* _Job_
Copy each line holding the string "following".

---------- Dataset entries ----------

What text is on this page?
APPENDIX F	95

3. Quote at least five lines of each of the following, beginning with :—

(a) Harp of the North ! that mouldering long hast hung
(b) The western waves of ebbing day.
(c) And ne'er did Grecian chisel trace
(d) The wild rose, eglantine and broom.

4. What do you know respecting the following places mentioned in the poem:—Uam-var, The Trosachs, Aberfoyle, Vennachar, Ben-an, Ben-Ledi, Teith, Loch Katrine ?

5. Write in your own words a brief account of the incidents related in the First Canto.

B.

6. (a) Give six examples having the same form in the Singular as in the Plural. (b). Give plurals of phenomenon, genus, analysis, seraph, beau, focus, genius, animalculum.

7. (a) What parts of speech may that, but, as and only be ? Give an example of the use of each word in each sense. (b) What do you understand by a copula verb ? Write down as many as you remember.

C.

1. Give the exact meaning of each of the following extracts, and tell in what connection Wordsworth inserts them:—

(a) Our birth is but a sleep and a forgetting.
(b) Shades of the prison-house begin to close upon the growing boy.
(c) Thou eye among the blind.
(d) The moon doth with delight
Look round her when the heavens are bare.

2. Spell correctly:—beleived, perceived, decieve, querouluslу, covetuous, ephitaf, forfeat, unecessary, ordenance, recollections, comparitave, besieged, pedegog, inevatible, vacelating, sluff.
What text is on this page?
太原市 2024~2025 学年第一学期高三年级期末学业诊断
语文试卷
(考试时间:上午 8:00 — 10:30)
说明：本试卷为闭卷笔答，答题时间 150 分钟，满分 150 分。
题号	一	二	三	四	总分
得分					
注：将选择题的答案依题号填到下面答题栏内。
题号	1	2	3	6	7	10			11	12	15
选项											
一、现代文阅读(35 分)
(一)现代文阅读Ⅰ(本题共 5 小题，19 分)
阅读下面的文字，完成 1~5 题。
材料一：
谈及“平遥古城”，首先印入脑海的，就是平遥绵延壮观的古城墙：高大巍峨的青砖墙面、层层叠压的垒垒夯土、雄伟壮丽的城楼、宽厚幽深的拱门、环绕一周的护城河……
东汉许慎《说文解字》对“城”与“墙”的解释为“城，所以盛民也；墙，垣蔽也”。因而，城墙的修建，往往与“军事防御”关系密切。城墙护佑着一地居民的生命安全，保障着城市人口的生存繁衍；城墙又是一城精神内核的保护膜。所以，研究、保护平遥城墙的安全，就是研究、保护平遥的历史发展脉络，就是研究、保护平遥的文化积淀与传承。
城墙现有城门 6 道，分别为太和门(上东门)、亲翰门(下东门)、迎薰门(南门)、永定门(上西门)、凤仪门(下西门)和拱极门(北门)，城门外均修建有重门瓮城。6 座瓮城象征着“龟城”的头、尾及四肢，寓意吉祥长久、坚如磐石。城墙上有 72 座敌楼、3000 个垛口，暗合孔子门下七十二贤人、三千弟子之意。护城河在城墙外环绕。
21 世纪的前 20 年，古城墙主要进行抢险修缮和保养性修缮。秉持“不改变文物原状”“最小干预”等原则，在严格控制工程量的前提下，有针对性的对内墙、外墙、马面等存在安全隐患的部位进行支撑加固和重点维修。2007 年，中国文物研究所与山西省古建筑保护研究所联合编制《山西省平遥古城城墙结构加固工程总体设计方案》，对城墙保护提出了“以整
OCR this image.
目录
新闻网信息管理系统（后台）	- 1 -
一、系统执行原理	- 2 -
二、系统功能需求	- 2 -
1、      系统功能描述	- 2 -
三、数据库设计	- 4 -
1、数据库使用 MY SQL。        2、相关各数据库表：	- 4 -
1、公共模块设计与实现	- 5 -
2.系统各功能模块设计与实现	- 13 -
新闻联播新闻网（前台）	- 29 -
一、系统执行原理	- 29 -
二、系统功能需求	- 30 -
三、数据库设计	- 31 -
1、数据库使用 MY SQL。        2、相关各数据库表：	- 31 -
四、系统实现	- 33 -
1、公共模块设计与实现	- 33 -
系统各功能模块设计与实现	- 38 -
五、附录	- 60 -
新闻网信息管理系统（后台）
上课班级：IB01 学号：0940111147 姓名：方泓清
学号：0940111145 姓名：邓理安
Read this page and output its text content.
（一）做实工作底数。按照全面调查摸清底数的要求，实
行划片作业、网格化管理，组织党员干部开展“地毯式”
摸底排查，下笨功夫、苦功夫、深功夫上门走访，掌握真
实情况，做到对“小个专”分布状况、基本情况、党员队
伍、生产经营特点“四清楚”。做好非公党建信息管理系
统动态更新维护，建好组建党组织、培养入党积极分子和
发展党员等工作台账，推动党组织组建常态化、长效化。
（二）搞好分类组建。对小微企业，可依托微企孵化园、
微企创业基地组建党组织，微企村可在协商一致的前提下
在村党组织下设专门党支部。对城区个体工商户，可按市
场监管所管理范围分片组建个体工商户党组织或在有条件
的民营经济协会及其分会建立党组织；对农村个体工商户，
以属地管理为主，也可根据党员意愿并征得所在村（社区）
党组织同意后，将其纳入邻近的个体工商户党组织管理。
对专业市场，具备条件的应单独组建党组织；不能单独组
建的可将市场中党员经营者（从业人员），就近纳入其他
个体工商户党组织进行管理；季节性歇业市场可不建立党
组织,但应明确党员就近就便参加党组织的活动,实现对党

----------

* _Correct response_
3. Quote at least five lines of each of the following, beginning with :—
4. What do you know respecting the following places mentioned in the poem:—Uam-var, The Trosachs, Aberfoyle, Vennachar, Ben-an, Ben-Ledi, Teith, Loch Katrine ?
1. Give the exact meaning of each of the following extracts, and tell in what connection Wordsworth inserts them:—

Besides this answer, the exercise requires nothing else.